__Given request__. Pull each line holding "Execute" out of the entries below.

__________

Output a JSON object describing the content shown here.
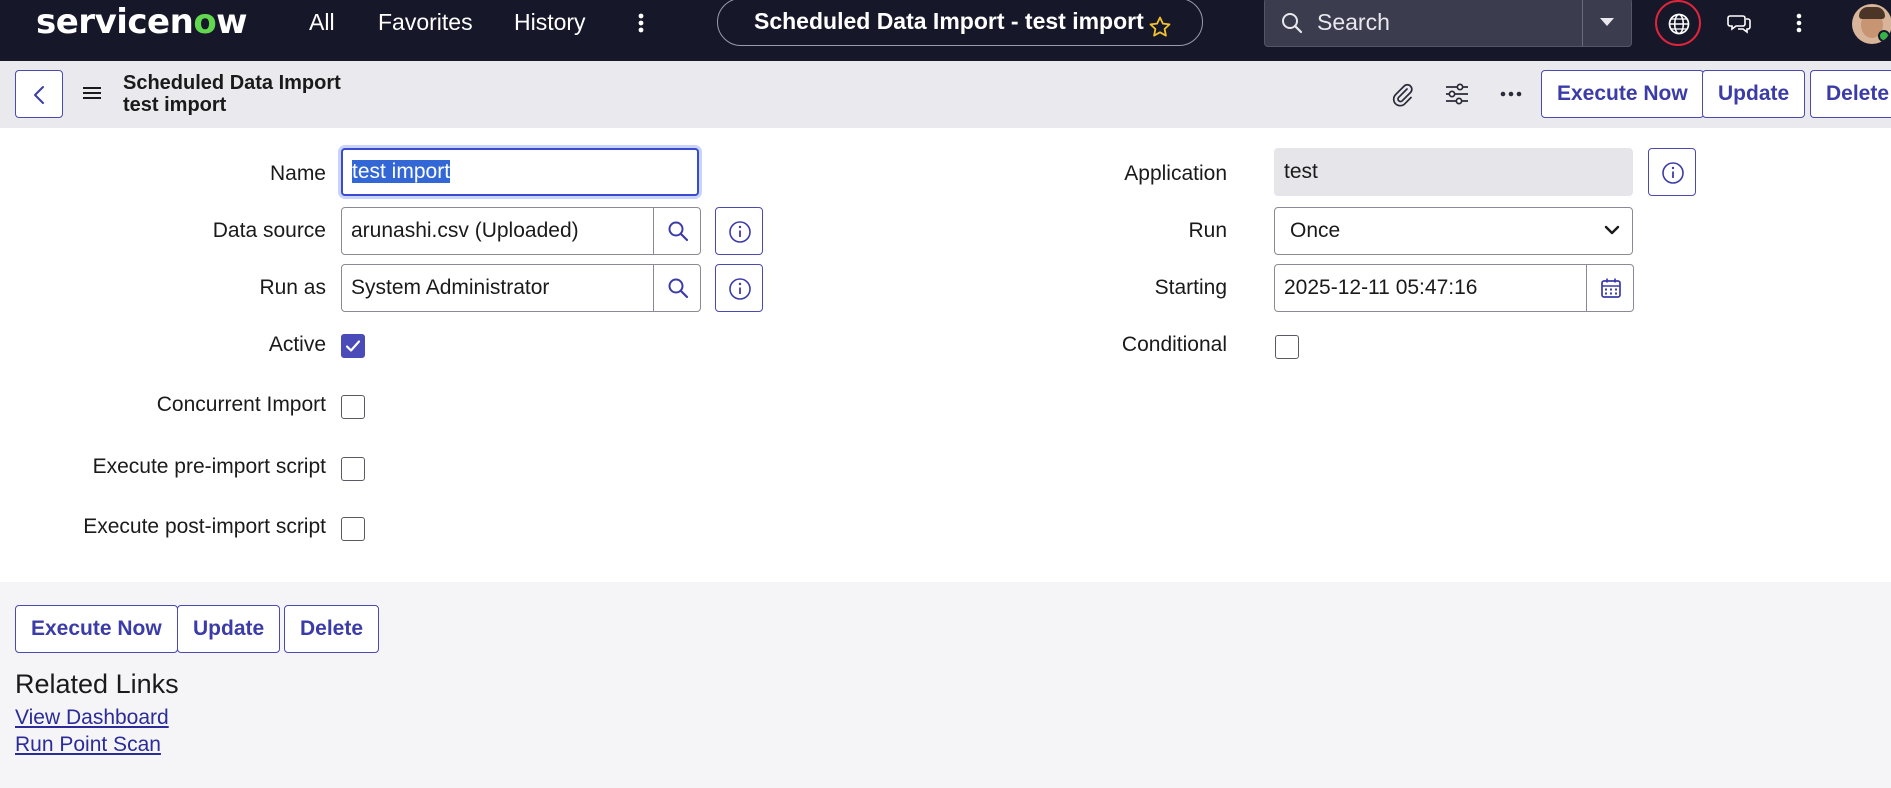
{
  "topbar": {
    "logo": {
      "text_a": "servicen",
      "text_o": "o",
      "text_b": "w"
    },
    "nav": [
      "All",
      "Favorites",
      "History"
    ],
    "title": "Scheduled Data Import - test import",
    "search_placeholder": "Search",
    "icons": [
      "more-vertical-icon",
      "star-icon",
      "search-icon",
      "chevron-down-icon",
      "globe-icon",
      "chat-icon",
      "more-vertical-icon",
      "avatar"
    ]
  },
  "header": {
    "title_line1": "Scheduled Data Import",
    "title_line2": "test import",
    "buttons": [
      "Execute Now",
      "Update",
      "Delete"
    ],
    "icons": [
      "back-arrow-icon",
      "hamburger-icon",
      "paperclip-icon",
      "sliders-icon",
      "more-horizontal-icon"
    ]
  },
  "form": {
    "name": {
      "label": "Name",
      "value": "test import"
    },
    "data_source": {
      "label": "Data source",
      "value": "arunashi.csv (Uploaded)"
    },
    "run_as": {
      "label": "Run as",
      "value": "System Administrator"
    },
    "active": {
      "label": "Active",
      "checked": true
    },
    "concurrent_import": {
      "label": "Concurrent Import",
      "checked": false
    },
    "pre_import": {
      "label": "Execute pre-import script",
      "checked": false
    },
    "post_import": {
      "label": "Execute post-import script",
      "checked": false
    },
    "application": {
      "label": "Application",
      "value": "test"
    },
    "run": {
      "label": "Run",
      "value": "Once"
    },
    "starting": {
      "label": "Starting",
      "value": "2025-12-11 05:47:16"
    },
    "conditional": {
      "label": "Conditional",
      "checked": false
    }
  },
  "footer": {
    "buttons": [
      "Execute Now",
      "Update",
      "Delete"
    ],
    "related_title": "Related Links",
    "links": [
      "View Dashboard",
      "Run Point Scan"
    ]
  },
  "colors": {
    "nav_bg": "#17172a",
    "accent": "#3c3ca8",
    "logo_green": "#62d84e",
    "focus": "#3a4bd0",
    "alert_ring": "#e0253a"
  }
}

__________

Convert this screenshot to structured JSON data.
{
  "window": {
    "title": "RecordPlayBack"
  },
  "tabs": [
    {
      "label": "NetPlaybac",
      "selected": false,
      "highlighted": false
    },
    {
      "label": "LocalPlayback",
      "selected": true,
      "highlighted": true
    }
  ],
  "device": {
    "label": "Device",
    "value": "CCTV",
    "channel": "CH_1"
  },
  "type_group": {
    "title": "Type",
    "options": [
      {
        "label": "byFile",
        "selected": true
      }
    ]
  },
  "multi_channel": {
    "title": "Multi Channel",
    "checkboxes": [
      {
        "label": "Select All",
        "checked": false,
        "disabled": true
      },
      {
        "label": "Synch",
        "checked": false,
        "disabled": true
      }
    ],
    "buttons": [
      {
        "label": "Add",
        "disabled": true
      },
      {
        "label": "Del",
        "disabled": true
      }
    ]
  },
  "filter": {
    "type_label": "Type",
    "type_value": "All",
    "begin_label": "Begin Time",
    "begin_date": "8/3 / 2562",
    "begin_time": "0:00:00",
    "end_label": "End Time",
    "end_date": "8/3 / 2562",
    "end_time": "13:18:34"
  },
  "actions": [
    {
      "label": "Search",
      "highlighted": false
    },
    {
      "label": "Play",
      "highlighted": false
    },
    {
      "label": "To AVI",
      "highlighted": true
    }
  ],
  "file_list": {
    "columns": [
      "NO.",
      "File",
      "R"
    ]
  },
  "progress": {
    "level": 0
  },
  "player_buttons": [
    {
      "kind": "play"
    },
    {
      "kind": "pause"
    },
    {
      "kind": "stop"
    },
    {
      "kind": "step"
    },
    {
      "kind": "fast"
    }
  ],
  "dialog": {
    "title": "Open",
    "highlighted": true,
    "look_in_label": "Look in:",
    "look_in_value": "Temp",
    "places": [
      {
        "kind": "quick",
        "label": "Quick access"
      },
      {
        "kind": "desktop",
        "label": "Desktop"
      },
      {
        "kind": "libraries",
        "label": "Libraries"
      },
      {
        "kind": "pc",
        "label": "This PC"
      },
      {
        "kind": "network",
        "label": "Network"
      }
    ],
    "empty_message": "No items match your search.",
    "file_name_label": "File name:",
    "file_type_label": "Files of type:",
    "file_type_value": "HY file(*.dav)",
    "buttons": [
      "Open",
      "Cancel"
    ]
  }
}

__________

__Exercise output__.
      "Execute Now",
      "label": "Execute pre-import script",
      "label": "Execute post-import script",
      "Execute Now",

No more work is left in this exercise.